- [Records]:
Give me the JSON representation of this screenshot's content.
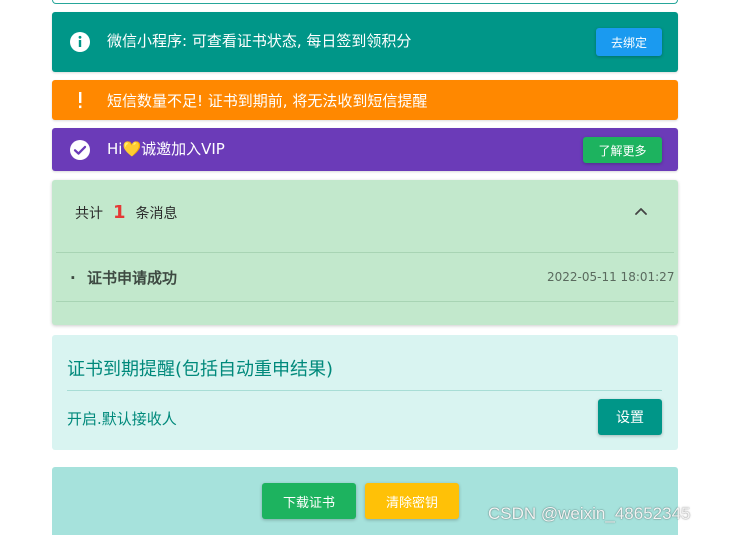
{
  "wechat_bar": {
    "text": "微信小程序: 可查看证书状态, 每日签到领积分",
    "button_label": "去绑定",
    "icon": "info-icon",
    "color": "#009688"
  },
  "sms_bar": {
    "text": "短信数量不足! 证书到期前, 将无法收到短信提醒",
    "icon": "exclamation-icon",
    "color": "#ff8800"
  },
  "vip_bar": {
    "text": "Hi💛诚邀加入VIP",
    "button_label": "了解更多",
    "icon": "check-circle-icon",
    "color": "#6b3bb8"
  },
  "messages": {
    "prefix": "共计",
    "count": "1",
    "suffix": "条消息",
    "toggle_icon": "chevron-up-icon",
    "items": [
      {
        "bullet": "·",
        "title": "证书申请成功",
        "time": "2022-05-11 18:01:27"
      }
    ]
  },
  "expire_reminder": {
    "title": "证书到期提醒(包括自动重申结果)",
    "status": "开启.默认接收人",
    "button_label": "设置"
  },
  "actions": {
    "download_label": "下载证书",
    "clear_label": "清除密钥"
  },
  "watermark": "CSDN @weixin_48652345"
}
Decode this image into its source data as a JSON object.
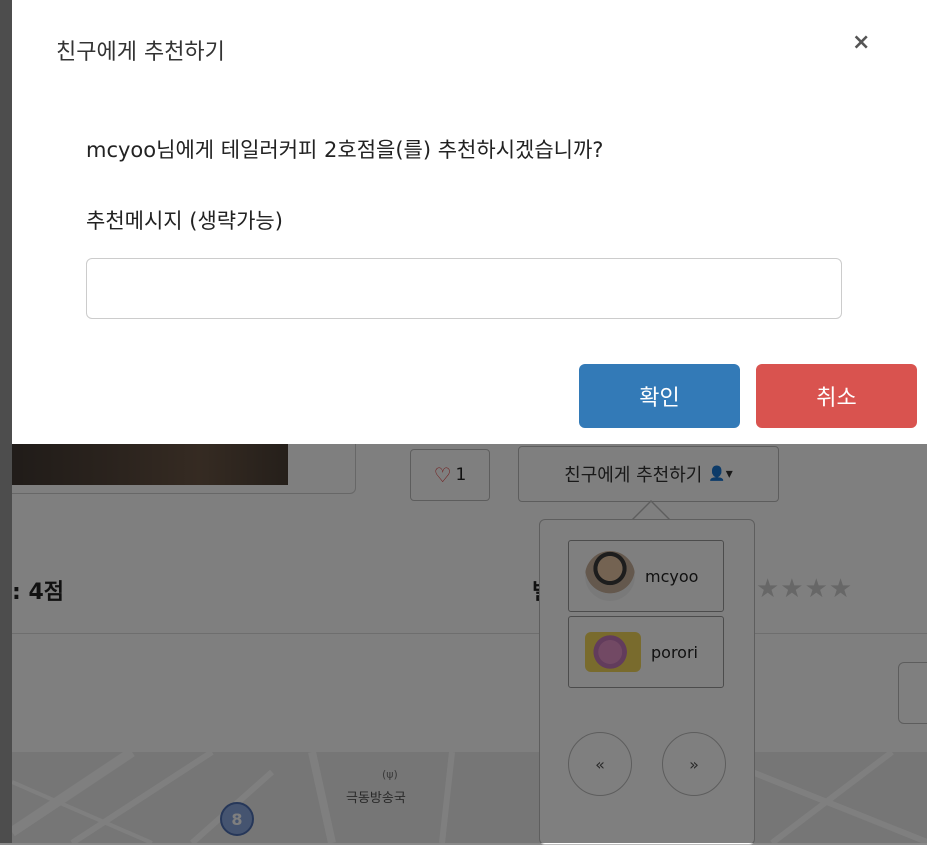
{
  "modal": {
    "title": "친구에게 추천하기",
    "close_symbol": "×",
    "question": "mcyoo님에게 테일러커피 2호점을(를) 추천하시겠습니까?",
    "message_label": "추천메시지 (생략가능)",
    "message_value": "",
    "message_placeholder": "",
    "confirm_label": "확인",
    "cancel_label": "취소"
  },
  "background": {
    "like_count": "1",
    "recommend_button_label": "친구에게 추천하기",
    "score_text": ": 4점",
    "partial_label": "별",
    "stars": "★★★★",
    "map_label": "극동방송국",
    "map_marker": "8",
    "broadcast_symbol": "(ψ)"
  },
  "friend_dropdown": {
    "friends": [
      {
        "name": "mcyoo"
      },
      {
        "name": "porori"
      }
    ],
    "prev_label": "«",
    "next_label": "»"
  },
  "colors": {
    "confirm": "#337ab7",
    "cancel": "#d9534f",
    "heart": "#e03131"
  }
}
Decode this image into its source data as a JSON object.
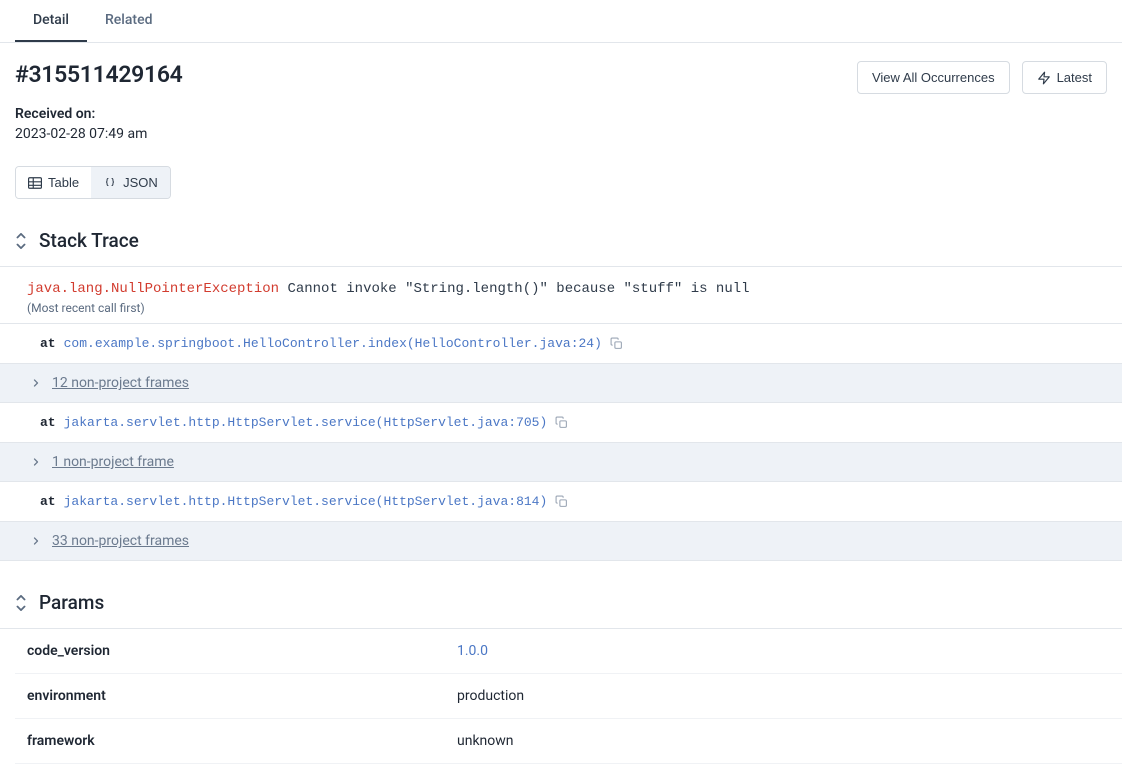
{
  "tabs": {
    "detail": "Detail",
    "related": "Related"
  },
  "header": {
    "id": "#315511429164",
    "view_all_label": "View All Occurrences",
    "latest_label": "Latest"
  },
  "meta": {
    "received_on_label": "Received on:",
    "received_on_value": "2023-02-28 07:49 am"
  },
  "view_toggle": {
    "table_label": "Table",
    "json_label": "JSON"
  },
  "stack_trace": {
    "title": "Stack Trace",
    "exception_class": "java.lang.NullPointerException",
    "exception_message": "Cannot invoke \"String.length()\" because \"stuff\" is null",
    "order_note": "(Most recent call first)",
    "frames": [
      {
        "type": "frame",
        "at_label": "at",
        "location": "com.example.springboot.HelloController.index(HelloController.java:24)"
      },
      {
        "type": "collapsed",
        "label": "12 non-project frames"
      },
      {
        "type": "frame",
        "at_label": "at",
        "location": "jakarta.servlet.http.HttpServlet.service(HttpServlet.java:705)"
      },
      {
        "type": "collapsed",
        "label": "1 non-project frame"
      },
      {
        "type": "frame",
        "at_label": "at",
        "location": "jakarta.servlet.http.HttpServlet.service(HttpServlet.java:814)"
      },
      {
        "type": "collapsed",
        "label": "33 non-project frames"
      }
    ]
  },
  "params": {
    "title": "Params",
    "rows": [
      {
        "key": "code_version",
        "value": "1.0.0",
        "is_link": true
      },
      {
        "key": "environment",
        "value": "production",
        "is_link": false
      },
      {
        "key": "framework",
        "value": "unknown",
        "is_link": false
      }
    ]
  }
}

- [REQUIREMENT]: Leave the pictures out and write out every entry exactly as given.

- [FINAL ANSWER]:
Give me the JSON representation of this screenshot's content.
{
  "wechat_bar": {
    "text": "微信小程序: 可查看证书状态, 每日签到领积分",
    "button_label": "去绑定",
    "icon": "info-icon",
    "color": "#009688"
  },
  "sms_bar": {
    "text": "短信数量不足! 证书到期前, 将无法收到短信提醒",
    "icon": "exclamation-icon",
    "color": "#ff8800"
  },
  "vip_bar": {
    "text": "Hi💛诚邀加入VIP",
    "button_label": "了解更多",
    "icon": "check-circle-icon",
    "color": "#6b3bb8"
  },
  "messages": {
    "prefix": "共计",
    "count": "1",
    "suffix": "条消息",
    "toggle_icon": "chevron-up-icon",
    "items": [
      {
        "bullet": "·",
        "title": "证书申请成功",
        "time": "2022-05-11 18:01:27"
      }
    ]
  },
  "expire_reminder": {
    "title": "证书到期提醒(包括自动重申结果)",
    "status": "开启.默认接收人",
    "button_label": "设置"
  },
  "actions": {
    "download_label": "下载证书",
    "clear_label": "清除密钥"
  },
  "watermark": "CSDN @weixin_48652345"
}
Decode this image into its source data as a JSON object.
{
  "modal": {
    "title": "친구에게 추천하기",
    "close_symbol": "×",
    "question": "mcyoo님에게 테일러커피 2호점을(를) 추천하시겠습니까?",
    "message_label": "추천메시지 (생략가능)",
    "message_value": "",
    "message_placeholder": "",
    "confirm_label": "확인",
    "cancel_label": "취소"
  },
  "background": {
    "like_count": "1",
    "recommend_button_label": "친구에게 추천하기",
    "score_text": ": 4점",
    "partial_label": "별",
    "stars": "★★★★",
    "map_label": "극동방송국",
    "map_marker": "8",
    "broadcast_symbol": "(ψ)"
  },
  "friend_dropdown": {
    "friends": [
      {
        "name": "mcyoo"
      },
      {
        "name": "porori"
      }
    ],
    "prev_label": "«",
    "next_label": "»"
  },
  "colors": {
    "confirm": "#337ab7",
    "cancel": "#d9534f",
    "heart": "#e03131"
  }
}
Decode this image into its source data as a JSON object.
{
  "tabs": {
    "detail": "Detail",
    "related": "Related"
  },
  "header": {
    "id": "#315511429164",
    "view_all_label": "View All Occurrences",
    "latest_label": "Latest"
  },
  "meta": {
    "received_on_label": "Received on:",
    "received_on_value": "2023-02-28 07:49 am"
  },
  "view_toggle": {
    "table_label": "Table",
    "json_label": "JSON"
  },
  "stack_trace": {
    "title": "Stack Trace",
    "exception_class": "java.lang.NullPointerException",
    "exception_message": "Cannot invoke \"String.length()\" because \"stuff\" is null",
    "order_note": "(Most recent call first)",
    "frames": [
      {
        "type": "frame",
        "at_label": "at",
        "location": "com.example.springboot.HelloController.index(HelloController.java:24)"
      },
      {
        "type": "collapsed",
        "label": "12 non-project frames"
      },
      {
        "type": "frame",
        "at_label": "at",
        "location": "jakarta.servlet.http.HttpServlet.service(HttpServlet.java:705)"
      },
      {
        "type": "collapsed",
        "label": "1 non-project frame"
      },
      {
        "type": "frame",
        "at_label": "at",
        "location": "jakarta.servlet.http.HttpServlet.service(HttpServlet.java:814)"
      },
      {
        "type": "collapsed",
        "label": "33 non-project frames"
      }
    ]
  },
  "params": {
    "title": "Params",
    "rows": [
      {
        "key": "code_version",
        "value": "1.0.0",
        "is_link": true
      },
      {
        "key": "environment",
        "value": "production",
        "is_link": false
      },
      {
        "key": "framework",
        "value": "unknown",
        "is_link": false
      }
    ]
  }
}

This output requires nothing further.